[START Task input]
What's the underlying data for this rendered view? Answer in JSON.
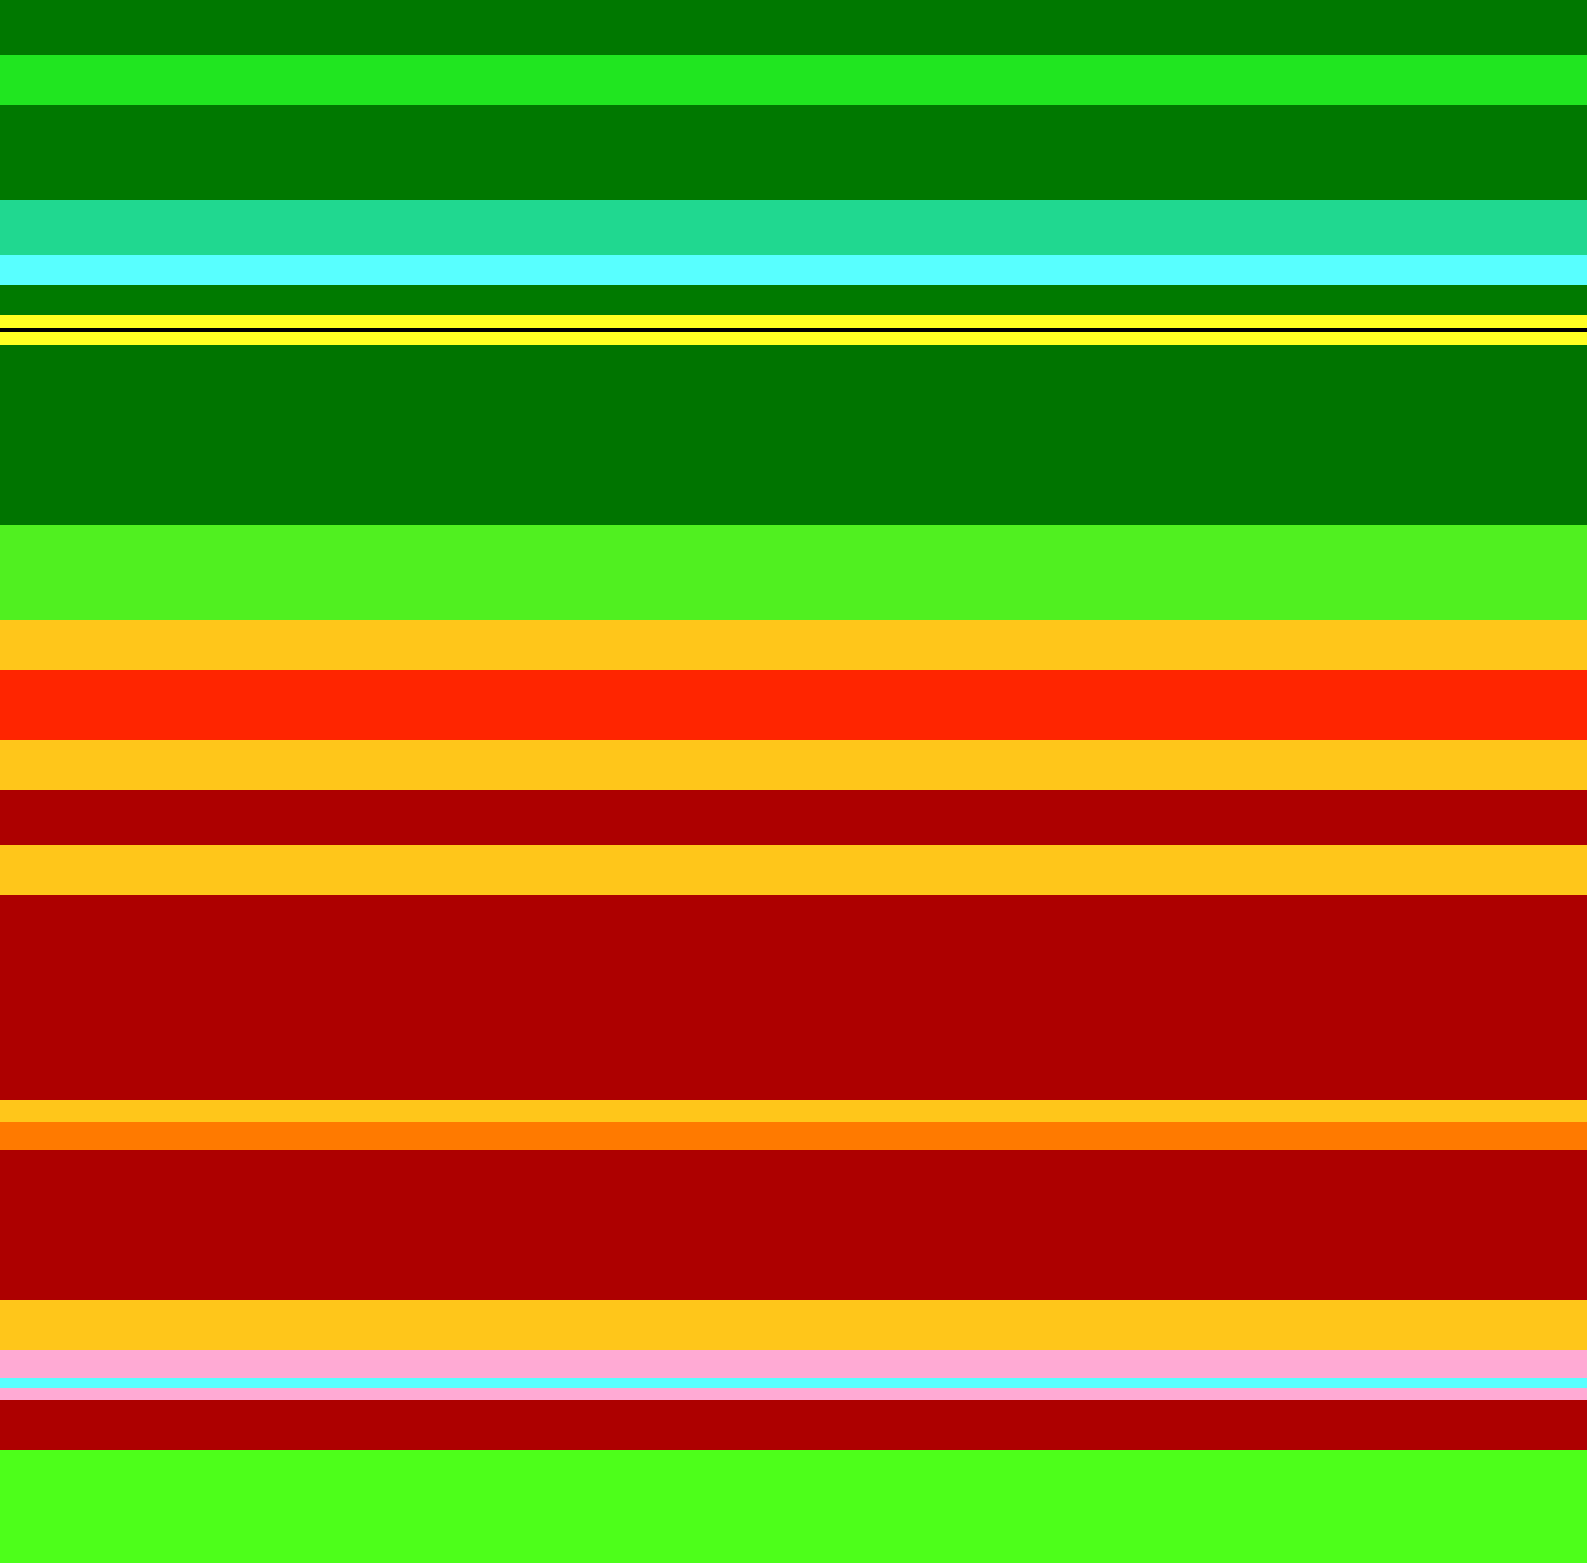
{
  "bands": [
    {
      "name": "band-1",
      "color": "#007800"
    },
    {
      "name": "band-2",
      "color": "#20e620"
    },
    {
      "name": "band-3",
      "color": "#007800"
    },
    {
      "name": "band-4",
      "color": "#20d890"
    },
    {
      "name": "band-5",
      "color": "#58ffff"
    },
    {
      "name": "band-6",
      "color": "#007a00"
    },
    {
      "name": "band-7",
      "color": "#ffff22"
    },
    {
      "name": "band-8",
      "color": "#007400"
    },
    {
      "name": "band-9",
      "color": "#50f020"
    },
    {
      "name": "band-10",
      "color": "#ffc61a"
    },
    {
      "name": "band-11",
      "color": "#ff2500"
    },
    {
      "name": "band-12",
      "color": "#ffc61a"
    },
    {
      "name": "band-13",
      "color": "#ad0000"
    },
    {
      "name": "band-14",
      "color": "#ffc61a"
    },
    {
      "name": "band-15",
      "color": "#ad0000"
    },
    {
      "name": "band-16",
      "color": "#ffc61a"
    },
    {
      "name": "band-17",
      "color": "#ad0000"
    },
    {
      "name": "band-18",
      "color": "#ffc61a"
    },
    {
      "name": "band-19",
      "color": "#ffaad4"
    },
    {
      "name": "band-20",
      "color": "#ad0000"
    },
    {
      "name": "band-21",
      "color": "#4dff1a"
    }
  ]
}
[END Task input]
● **Work instructions**:
Omit every picture, then reproduce the rest of the listing exactly.

● **Complete output**:
What's the underlying data for this rendered view? Answer in JSON.
{
  "bands": [
    {
      "name": "band-1",
      "color": "#007800"
    },
    {
      "name": "band-2",
      "color": "#20e620"
    },
    {
      "name": "band-3",
      "color": "#007800"
    },
    {
      "name": "band-4",
      "color": "#20d890"
    },
    {
      "name": "band-5",
      "color": "#58ffff"
    },
    {
      "name": "band-6",
      "color": "#007a00"
    },
    {
      "name": "band-7",
      "color": "#ffff22"
    },
    {
      "name": "band-8",
      "color": "#007400"
    },
    {
      "name": "band-9",
      "color": "#50f020"
    },
    {
      "name": "band-10",
      "color": "#ffc61a"
    },
    {
      "name": "band-11",
      "color": "#ff2500"
    },
    {
      "name": "band-12",
      "color": "#ffc61a"
    },
    {
      "name": "band-13",
      "color": "#ad0000"
    },
    {
      "name": "band-14",
      "color": "#ffc61a"
    },
    {
      "name": "band-15",
      "color": "#ad0000"
    },
    {
      "name": "band-16",
      "color": "#ffc61a"
    },
    {
      "name": "band-17",
      "color": "#ad0000"
    },
    {
      "name": "band-18",
      "color": "#ffc61a"
    },
    {
      "name": "band-19",
      "color": "#ffaad4"
    },
    {
      "name": "band-20",
      "color": "#ad0000"
    },
    {
      "name": "band-21",
      "color": "#4dff1a"
    }
  ]
}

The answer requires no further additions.